§ **Lines of data**
++++

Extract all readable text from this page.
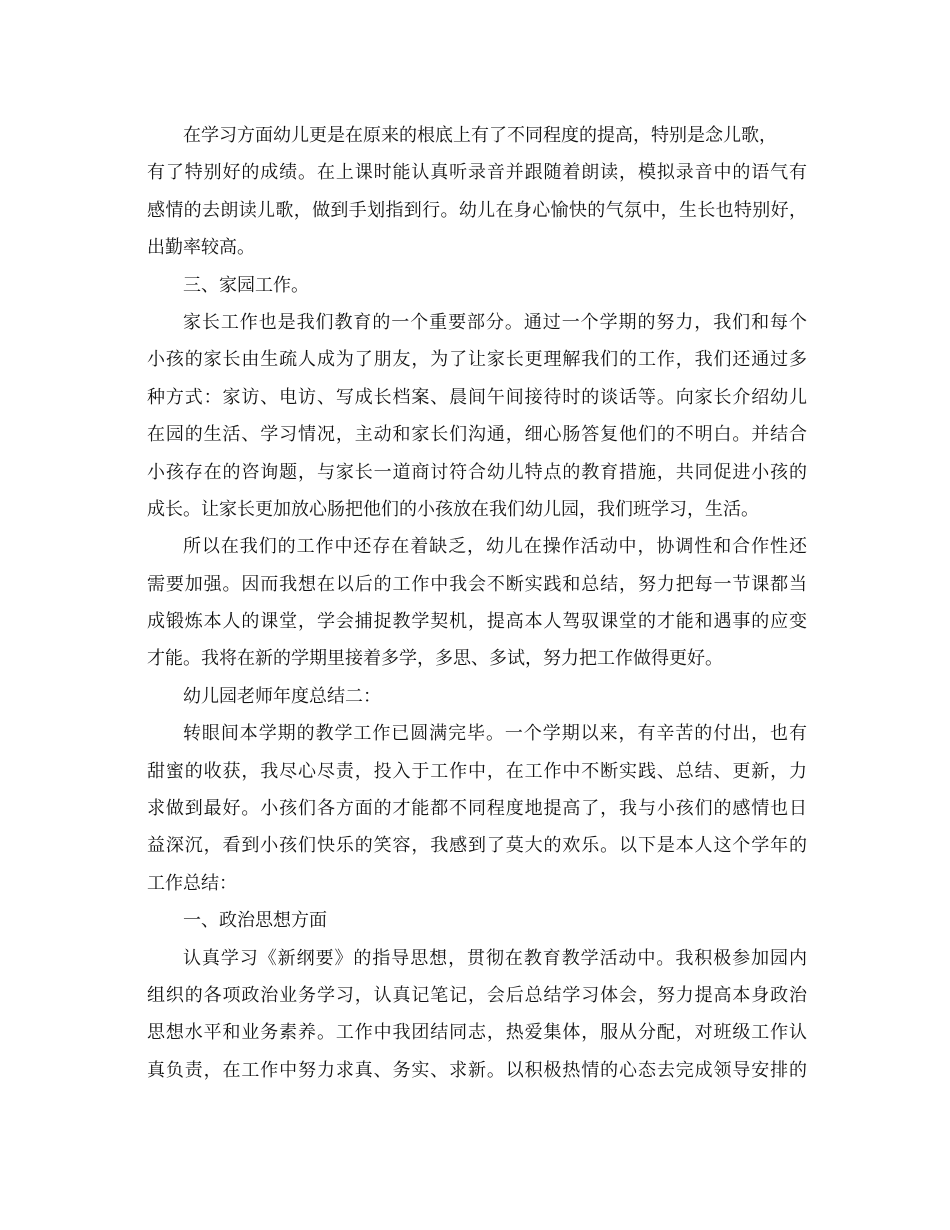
在学习方面幼儿更是在原来的根底上有了不同程度的提高，特别是念儿歌，
有了特别好的成绩。在上课时能认真听录音并跟随着朗读，模拟录音中的语气有
感情的去朗读儿歌，做到手划指到行。幼儿在身心愉快的气氛中，生长也特别好，
出勤率较高。
三、家园工作。
家长工作也是我们教育的一个重要部分。通过一个学期的努力，我们和每个
小孩的家长由生疏人成为了朋友，为了让家长更理解我们的工作，我们还通过多
种方式：家访、电访、写成长档案、晨间午间接待时的谈话等。向家长介绍幼儿
在园的生活、学习情况，主动和家长们沟通，细心肠答复他们的不明白。并结合
小孩存在的咨询题，与家长一道商讨符合幼儿特点的教育措施，共同促进小孩的
成长。让家长更加放心肠把他们的小孩放在我们幼儿园，我们班学习，生活。
所以在我们的工作中还存在着缺乏，幼儿在操作活动中，协调性和合作性还
需要加强。因而我想在以后的工作中我会不断实践和总结，努力把每一节课都当
成锻炼本人的课堂，学会捕捉教学契机，提高本人驾驭课堂的才能和遇事的应变
才能。我将在新的学期里接着多学，多思、多试，努力把工作做得更好。
幼儿园老师年度总结二：
转眼间本学期的教学工作已圆满完毕。一个学期以来，有辛苦的付出，也有
甜蜜的收获，我尽心尽责，投入于工作中，在工作中不断实践、总结、更新，力
求做到最好。小孩们各方面的才能都不同程度地提高了，我与小孩们的感情也日
益深沉，看到小孩们快乐的笑容，我感到了莫大的欢乐。以下是本人这个学年的
工作总结：
一、政治思想方面
认真学习《新纲要》的指导思想，贯彻在教育教学活动中。我积极参加园内
组织的各项政治业务学习，认真记笔记，会后总结学习体会，努力提高本身政治
思想水平和业务素养。工作中我团结同志，热爱集体，服从分配，对班级工作认
真负责，在工作中努力求真、务实、求新。以积极热情的心态去完成领导安排的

++++

§ **DO THIS**
Copy the records above exactly, leaving out every picture.

§ **ANSWER FOR THE TASK**
Extract all readable text from this page.
在学习方面幼儿更是在原来的根底上有了不同程度的提高，特别是念儿歌，
有了特别好的成绩。在上课时能认真听录音并跟随着朗读，模拟录音中的语气有
感情的去朗读儿歌，做到手划指到行。幼儿在身心愉快的气氛中，生长也特别好，
出勤率较高。
三、家园工作。
家长工作也是我们教育的一个重要部分。通过一个学期的努力，我们和每个
小孩的家长由生疏人成为了朋友，为了让家长更理解我们的工作，我们还通过多
种方式：家访、电访、写成长档案、晨间午间接待时的谈话等。向家长介绍幼儿
在园的生活、学习情况，主动和家长们沟通，细心肠答复他们的不明白。并结合
小孩存在的咨询题，与家长一道商讨符合幼儿特点的教育措施，共同促进小孩的
成长。让家长更加放心肠把他们的小孩放在我们幼儿园，我们班学习，生活。
所以在我们的工作中还存在着缺乏，幼儿在操作活动中，协调性和合作性还
需要加强。因而我想在以后的工作中我会不断实践和总结，努力把每一节课都当
成锻炼本人的课堂，学会捕捉教学契机，提高本人驾驭课堂的才能和遇事的应变
才能。我将在新的学期里接着多学，多思、多试，努力把工作做得更好。
幼儿园老师年度总结二：
转眼间本学期的教学工作已圆满完毕。一个学期以来，有辛苦的付出，也有
甜蜜的收获，我尽心尽责，投入于工作中，在工作中不断实践、总结、更新，力
求做到最好。小孩们各方面的才能都不同程度地提高了，我与小孩们的感情也日
益深沉，看到小孩们快乐的笑容，我感到了莫大的欢乐。以下是本人这个学年的
工作总结：
一、政治思想方面
认真学习《新纲要》的指导思想，贯彻在教育教学活动中。我积极参加园内
组织的各项政治业务学习，认真记笔记，会后总结学习体会，努力提高本身政治
思想水平和业务素养。工作中我团结同志，热爱集体，服从分配，对班级工作认
真负责，在工作中努力求真、务实、求新。以积极热情的心态去完成领导安排的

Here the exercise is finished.